## Do this:
Find the lines holding the word "text" and collect them.

begin The input

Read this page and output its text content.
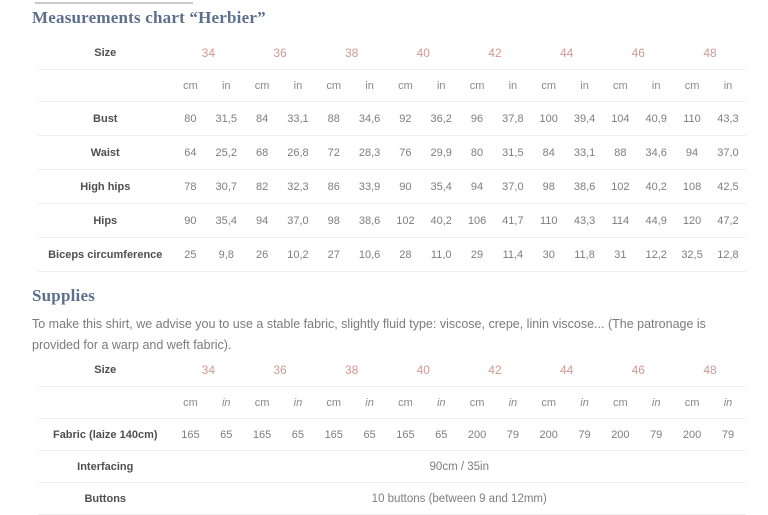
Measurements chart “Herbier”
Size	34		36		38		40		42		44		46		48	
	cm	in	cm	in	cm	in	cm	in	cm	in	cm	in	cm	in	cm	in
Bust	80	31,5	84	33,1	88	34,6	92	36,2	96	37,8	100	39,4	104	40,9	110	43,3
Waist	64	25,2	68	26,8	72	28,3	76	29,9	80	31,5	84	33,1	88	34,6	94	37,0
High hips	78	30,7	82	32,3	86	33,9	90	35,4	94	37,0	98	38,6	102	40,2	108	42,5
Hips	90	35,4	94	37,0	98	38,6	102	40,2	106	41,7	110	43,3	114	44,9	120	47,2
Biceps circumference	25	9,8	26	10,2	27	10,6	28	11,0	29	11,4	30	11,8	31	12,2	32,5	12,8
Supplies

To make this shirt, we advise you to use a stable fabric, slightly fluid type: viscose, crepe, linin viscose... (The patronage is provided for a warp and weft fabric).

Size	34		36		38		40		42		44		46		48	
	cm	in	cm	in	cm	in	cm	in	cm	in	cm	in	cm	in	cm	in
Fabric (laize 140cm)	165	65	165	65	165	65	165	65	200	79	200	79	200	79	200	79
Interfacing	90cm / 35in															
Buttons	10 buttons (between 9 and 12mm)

end The input
begin The input

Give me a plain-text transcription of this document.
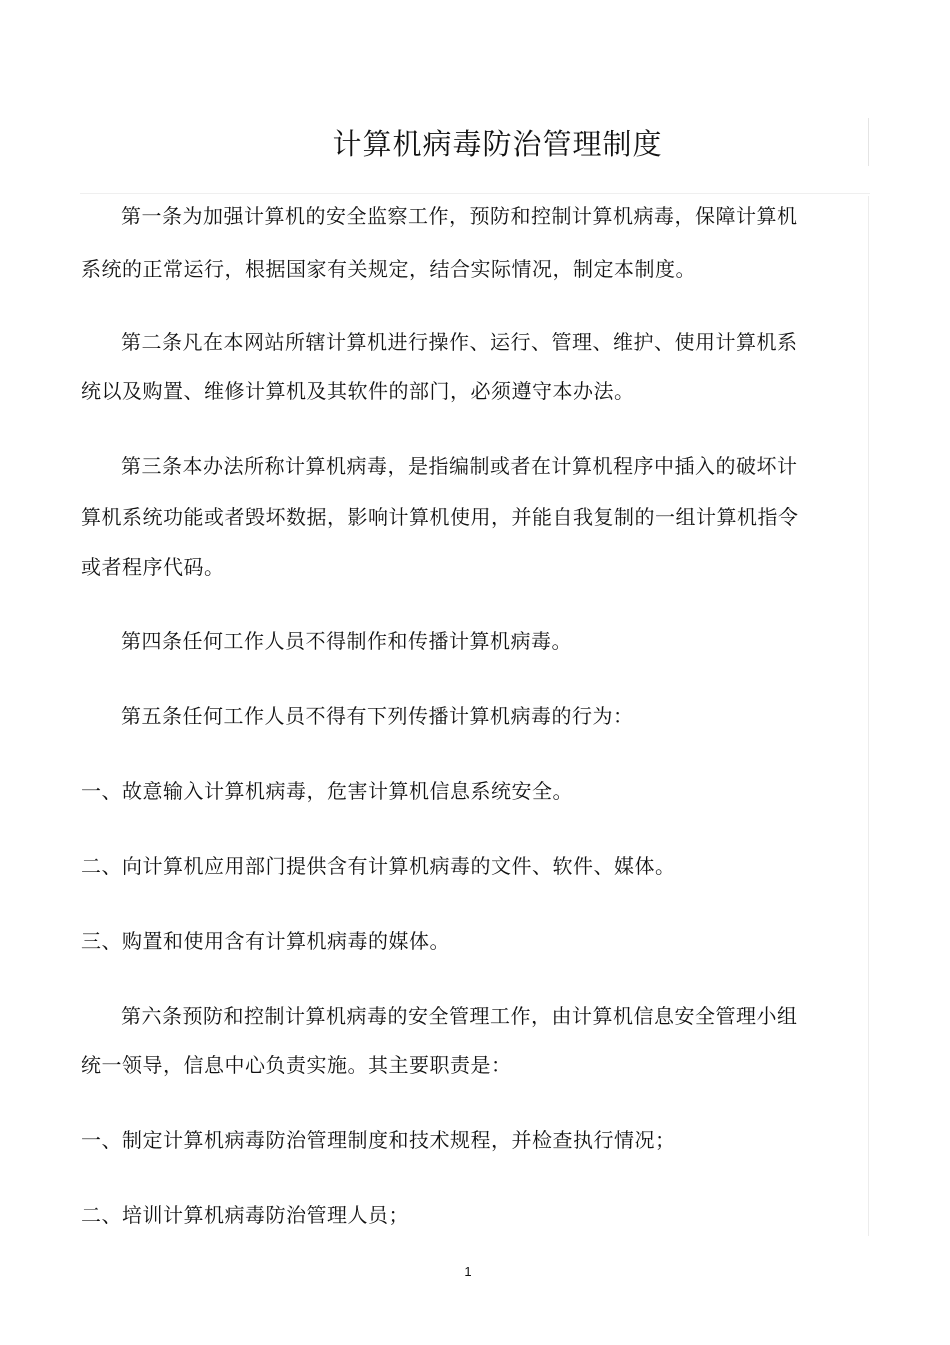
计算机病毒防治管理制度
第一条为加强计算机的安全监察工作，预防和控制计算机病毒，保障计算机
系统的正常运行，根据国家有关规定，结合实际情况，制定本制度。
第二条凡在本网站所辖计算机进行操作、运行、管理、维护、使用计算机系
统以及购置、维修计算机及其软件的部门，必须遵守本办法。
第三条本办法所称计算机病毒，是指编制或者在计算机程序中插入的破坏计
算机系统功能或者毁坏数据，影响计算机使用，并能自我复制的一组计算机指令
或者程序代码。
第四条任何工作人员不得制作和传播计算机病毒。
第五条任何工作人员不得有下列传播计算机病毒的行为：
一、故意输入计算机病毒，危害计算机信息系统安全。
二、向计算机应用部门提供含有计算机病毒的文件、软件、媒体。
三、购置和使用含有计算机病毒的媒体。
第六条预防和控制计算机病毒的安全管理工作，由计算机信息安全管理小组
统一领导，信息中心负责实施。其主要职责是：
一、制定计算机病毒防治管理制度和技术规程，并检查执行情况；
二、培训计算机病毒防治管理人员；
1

end The input
begin The input

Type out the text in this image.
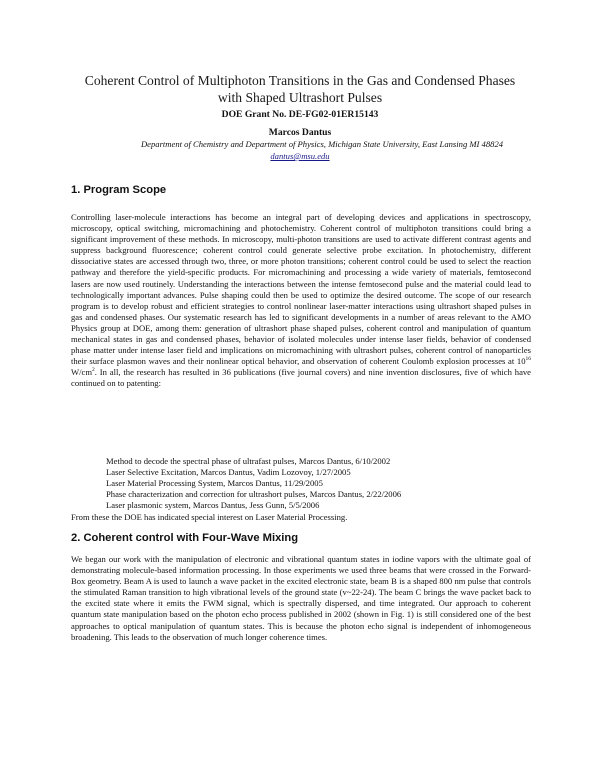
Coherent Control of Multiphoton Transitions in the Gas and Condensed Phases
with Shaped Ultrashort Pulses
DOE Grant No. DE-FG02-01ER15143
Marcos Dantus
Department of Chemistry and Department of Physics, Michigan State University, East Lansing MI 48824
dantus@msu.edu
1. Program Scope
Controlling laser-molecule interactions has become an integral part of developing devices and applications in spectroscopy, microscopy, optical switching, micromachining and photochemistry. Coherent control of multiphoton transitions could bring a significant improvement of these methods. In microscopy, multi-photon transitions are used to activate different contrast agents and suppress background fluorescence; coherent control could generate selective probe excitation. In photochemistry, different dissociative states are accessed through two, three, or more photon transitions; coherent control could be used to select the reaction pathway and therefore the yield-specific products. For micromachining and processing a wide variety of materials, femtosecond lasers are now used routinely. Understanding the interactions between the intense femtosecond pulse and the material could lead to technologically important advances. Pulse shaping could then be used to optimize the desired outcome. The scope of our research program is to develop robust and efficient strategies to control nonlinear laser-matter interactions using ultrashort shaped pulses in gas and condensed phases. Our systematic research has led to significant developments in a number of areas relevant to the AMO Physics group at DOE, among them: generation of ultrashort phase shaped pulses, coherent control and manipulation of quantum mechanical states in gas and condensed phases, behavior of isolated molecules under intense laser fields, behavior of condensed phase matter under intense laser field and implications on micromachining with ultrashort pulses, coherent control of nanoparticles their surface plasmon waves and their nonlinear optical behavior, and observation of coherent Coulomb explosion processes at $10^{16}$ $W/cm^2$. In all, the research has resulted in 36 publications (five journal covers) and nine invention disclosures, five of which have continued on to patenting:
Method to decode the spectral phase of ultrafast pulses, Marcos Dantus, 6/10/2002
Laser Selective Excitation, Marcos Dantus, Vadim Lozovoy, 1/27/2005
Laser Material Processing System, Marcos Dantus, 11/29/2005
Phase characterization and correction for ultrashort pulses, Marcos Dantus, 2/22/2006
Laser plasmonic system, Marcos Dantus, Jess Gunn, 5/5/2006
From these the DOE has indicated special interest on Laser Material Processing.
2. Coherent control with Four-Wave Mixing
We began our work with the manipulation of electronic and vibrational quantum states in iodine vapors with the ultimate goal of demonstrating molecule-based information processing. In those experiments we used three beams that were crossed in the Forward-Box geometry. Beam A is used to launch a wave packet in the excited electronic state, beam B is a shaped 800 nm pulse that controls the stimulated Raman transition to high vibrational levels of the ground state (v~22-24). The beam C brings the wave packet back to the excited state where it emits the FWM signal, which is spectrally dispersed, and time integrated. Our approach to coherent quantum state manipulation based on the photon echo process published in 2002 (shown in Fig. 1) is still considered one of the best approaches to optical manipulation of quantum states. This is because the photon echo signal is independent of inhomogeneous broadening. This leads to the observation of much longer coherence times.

end The input

## The solution:
Read this page and output its text content.
Give me a plain-text transcription of this document.
Type out the text in this image.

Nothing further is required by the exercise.